* EXERCISE PROMPT
Turn each line of these records into a string in one JSON list, one string per line and in order, leaving out blank lines.

* ENTRIES SHOWN
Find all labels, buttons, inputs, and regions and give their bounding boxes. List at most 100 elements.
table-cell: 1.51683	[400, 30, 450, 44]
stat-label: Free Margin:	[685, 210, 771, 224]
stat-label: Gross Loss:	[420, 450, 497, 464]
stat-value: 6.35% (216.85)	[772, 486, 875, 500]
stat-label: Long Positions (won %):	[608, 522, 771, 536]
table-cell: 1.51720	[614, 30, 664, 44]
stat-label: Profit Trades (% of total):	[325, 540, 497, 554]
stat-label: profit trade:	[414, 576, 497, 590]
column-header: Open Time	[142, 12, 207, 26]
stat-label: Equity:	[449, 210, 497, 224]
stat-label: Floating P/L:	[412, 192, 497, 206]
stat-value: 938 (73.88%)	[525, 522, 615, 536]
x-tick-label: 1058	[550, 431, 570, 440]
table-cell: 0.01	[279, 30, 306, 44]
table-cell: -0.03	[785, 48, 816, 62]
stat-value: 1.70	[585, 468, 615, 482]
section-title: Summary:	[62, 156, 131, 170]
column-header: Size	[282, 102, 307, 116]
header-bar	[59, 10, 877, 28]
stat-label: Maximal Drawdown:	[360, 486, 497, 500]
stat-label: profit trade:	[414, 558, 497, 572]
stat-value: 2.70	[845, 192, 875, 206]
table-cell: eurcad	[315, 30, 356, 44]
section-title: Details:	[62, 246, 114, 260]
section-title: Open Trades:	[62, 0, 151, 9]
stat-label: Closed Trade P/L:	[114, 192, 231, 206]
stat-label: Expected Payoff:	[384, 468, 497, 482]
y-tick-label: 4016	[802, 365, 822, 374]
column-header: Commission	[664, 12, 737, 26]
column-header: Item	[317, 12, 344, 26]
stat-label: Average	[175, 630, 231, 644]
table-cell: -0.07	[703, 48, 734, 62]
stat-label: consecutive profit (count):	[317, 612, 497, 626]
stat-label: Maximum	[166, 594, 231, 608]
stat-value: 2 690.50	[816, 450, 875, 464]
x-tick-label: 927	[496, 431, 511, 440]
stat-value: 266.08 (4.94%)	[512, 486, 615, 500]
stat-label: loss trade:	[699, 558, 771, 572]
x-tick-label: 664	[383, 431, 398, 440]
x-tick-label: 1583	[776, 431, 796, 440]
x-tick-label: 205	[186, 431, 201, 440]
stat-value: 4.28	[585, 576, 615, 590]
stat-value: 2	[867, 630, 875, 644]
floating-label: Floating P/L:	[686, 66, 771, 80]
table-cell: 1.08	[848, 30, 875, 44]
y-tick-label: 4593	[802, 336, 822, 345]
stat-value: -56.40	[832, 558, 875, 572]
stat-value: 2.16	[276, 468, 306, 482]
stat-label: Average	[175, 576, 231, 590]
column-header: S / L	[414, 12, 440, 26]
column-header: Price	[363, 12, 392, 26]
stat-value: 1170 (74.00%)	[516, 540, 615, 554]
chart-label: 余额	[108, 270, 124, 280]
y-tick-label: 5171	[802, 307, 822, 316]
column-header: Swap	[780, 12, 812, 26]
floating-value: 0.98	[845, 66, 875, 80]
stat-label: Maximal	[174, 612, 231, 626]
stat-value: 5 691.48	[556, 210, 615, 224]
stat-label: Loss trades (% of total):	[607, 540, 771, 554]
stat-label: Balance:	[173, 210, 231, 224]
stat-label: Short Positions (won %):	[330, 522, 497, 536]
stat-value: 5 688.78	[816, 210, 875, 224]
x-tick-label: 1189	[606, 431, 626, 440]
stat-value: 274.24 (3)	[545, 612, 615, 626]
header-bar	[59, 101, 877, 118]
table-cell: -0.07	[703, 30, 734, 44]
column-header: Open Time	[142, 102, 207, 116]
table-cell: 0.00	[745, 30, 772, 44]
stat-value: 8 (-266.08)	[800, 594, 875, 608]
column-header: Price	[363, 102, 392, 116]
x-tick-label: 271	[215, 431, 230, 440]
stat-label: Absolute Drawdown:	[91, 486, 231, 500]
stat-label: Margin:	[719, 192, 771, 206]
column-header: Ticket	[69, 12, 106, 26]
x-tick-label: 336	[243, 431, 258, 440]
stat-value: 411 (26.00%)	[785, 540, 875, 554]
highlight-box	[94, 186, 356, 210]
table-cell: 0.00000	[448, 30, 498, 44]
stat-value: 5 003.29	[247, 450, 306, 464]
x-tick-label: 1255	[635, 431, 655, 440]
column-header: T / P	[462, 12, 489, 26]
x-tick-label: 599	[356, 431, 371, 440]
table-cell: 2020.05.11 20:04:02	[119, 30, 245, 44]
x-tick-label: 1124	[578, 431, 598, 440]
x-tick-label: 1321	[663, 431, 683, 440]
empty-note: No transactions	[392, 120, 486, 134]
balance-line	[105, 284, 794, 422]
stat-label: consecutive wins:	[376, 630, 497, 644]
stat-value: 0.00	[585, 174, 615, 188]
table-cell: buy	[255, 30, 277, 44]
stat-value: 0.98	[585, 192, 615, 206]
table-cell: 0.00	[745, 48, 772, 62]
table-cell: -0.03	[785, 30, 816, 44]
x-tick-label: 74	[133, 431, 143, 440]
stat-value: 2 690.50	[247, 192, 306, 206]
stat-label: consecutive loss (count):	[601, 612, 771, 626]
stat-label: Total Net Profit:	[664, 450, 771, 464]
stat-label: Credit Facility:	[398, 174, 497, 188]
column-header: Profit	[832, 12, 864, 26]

* FINAL RESULT
[
  "Find all labels, buttons, inputs, and regions and give their bounding boxes. List at most 100 elements.",
  "table-cell: 1.51683\t[400, 30, 450, 44]",
  "stat-label: Free Margin:\t[685, 210, 771, 224]",
  "stat-label: Gross Loss:\t[420, 450, 497, 464]",
  "stat-value: 6.35% (216.85)\t[772, 486, 875, 500]",
  "stat-label: Long Positions (won %):\t[608, 522, 771, 536]",
  "table-cell: 1.51720\t[614, 30, 664, 44]",
  "stat-label: Profit Trades (% of total):\t[325, 540, 497, 554]",
  "stat-label: profit trade:\t[414, 576, 497, 590]",
  "column-header: Open Time\t[142, 12, 207, 26]",
  "stat-label: Equity:\t[449, 210, 497, 224]",
  "stat-label: Floating P/L:\t[412, 192, 497, 206]",
  "stat-value: 938 (73.88%)\t[525, 522, 615, 536]",
  "x-tick-label: 1058\t[550, 431, 570, 440]",
  "table-cell: 0.01\t[279, 30, 306, 44]",
  "table-cell: -0.03\t[785, 48, 816, 62]",
  "stat-value: 1.70\t[585, 468, 615, 482]",
  "section-title: Summary:\t[62, 156, 131, 170]",
  "column-header: Size\t[282, 102, 307, 116]",
  "header-bar\t[59, 10, 877, 28]",
  "stat-label: Maximal Drawdown:\t[360, 486, 497, 500]",
  "stat-label: profit trade:\t[414, 558, 497, 572]",
  "stat-value: 2.70\t[845, 192, 875, 206]",
  "table-cell: eurcad\t[315, 30, 356, 44]",
  "section-title: Details:\t[62, 246, 114, 260]",
  "section-title: Open Trades:\t[62, 0, 151, 9]",
  "stat-label: Closed Trade P/L:\t[114, 192, 231, 206]",
  "stat-label: Expected Payoff:\t[384, 468, 497, 482]",
  "y-tick-label: 4016\t[802, 365, 822, 374]",
  "column-header: Commission\t[664, 12, 737, 26]",
  "column-header: Item\t[317, 12, 344, 26]",
  "stat-label: Average\t[175, 630, 231, 644]",
  "table-cell: -0.07\t[703, 48, 734, 62]",
  "stat-label: consecutive profit (count):\t[317, 612, 497, 626]",
  "stat-label: Maximum\t[166, 594, 231, 608]",
  "stat-value: 2 690.50\t[816, 450, 875, 464]",
  "x-tick-label: 927\t[496, 431, 511, 440]",
  "stat-value: 266.08 (4.94%)\t[512, 486, 615, 500]",
  "stat-label: loss trade:\t[699, 558, 771, 572]",
  "x-tick-label: 664\t[383, 431, 398, 440]",
  "x-tick-label: 1583\t[776, 431, 796, 440]",
  "x-tick-label: 205\t[186, 431, 201, 440]",
  "stat-value: 4.28\t[585, 576, 615, 590]",
  "stat-value: 2\t[867, 630, 875, 644]",
  "floating-label: Floating P/L:\t[686, 66, 771, 80]",
  "table-cell: 1.08\t[848, 30, 875, 44]",
  "y-tick-label: 4593\t[802, 336, 822, 345]",
  "stat-value: -56.40\t[832, 558, 875, 572]",
  "stat-value: 2.16\t[276, 468, 306, 482]",
  "stat-label: Average\t[175, 576, 231, 590]",
  "column-header: S / L\t[414, 12, 440, 26]",
  "column-header: Price\t[363, 12, 392, 26]",
  "stat-value: 1170 (74.00%)\t[516, 540, 615, 554]",
  "chart-label: 余额\t[108, 270, 124, 280]",
  "y-tick-label: 5171\t[802, 307, 822, 316]",
  "column-header: Swap\t[780, 12, 812, 26]",
  "floating-value: 0.98\t[845, 66, 875, 80]",
  "stat-label: Maximal\t[174, 612, 231, 626]",
  "stat-value: 5 691.48\t[556, 210, 615, 224]",
  "stat-label: Loss trades (% of total):\t[607, 540, 771, 554]",
  "stat-label: Balance:\t[173, 210, 231, 224]",
  "stat-label: Short Positions (won %):\t[330, 522, 497, 536]",
  "stat-value: 5 688.78\t[816, 210, 875, 224]",
  "x-tick-label: 1189\t[606, 431, 626, 440]",
  "stat-value: 274.24 (3)\t[545, 612, 615, 626]",
  "header-bar\t[59, 101, 877, 118]",
  "table-cell: -0.07\t[703, 30, 734, 44]",
  "column-header: Open Time\t[142, 102, 207, 116]",
  "table-cell: 0.00\t[745, 30, 772, 44]",
  "stat-value: 8 (-266.08)\t[800, 594, 875, 608]",
  "column-header: Price\t[363, 102, 392, 116]",
  "x-tick-label: 271\t[215, 431, 230, 440]",
  "stat-label: Absolute Drawdown:\t[91, 486, 231, 500]",
  "stat-label: Margin:\t[719, 192, 771, 206]",
  "column-header: Ticket\t[69, 12, 106, 26]",
  "x-tick-label: 336\t[243, 431, 258, 440]",
  "stat-value: 411 (26.00%)\t[785, 540, 875, 554]",
  "highlight-box\t[94, 186, 356, 210]",
  "table-cell: 0.00000\t[448, 30, 498, 44]",
  "stat-value: 5 003.29\t[247, 450, 306, 464]",
  "x-tick-label: 1255\t[635, 431, 655, 440]",
  "column-header: T / P\t[462, 12, 489, 26]",
  "x-tick-label: 599\t[356, 431, 371, 440]",
  "table-cell: 2020.05.11 20:04:02\t[119, 30, 245, 44]",
  "x-tick-label: 1124\t[578, 431, 598, 440]",
  "x-tick-label: 1321\t[663, 431, 683, 440]",
  "empty-note: No transactions\t[392, 120, 486, 134]",
  "balance-line\t[105, 284, 794, 422]",
  "stat-label: consecutive wins:\t[376, 630, 497, 644]",
  "stat-value: 0.00\t[585, 174, 615, 188]",
  "table-cell: buy\t[255, 30, 277, 44]",
  "stat-value: 0.98\t[585, 192, 615, 206]",
  "table-cell: 0.00\t[745, 48, 772, 62]",
  "table-cell: -0.03\t[785, 30, 816, 44]",
  "x-tick-label: 74\t[133, 431, 143, 440]",
  "stat-value: 2 690.50\t[247, 192, 306, 206]",
  "stat-label: consecutive loss (count):\t[601, 612, 771, 626]",
  "stat-label: Total Net Profit:\t[664, 450, 771, 464]",
  "stat-label: Credit Facility:\t[398, 174, 497, 188]",
  "column-header: Profit\t[832, 12, 864, 26]"
]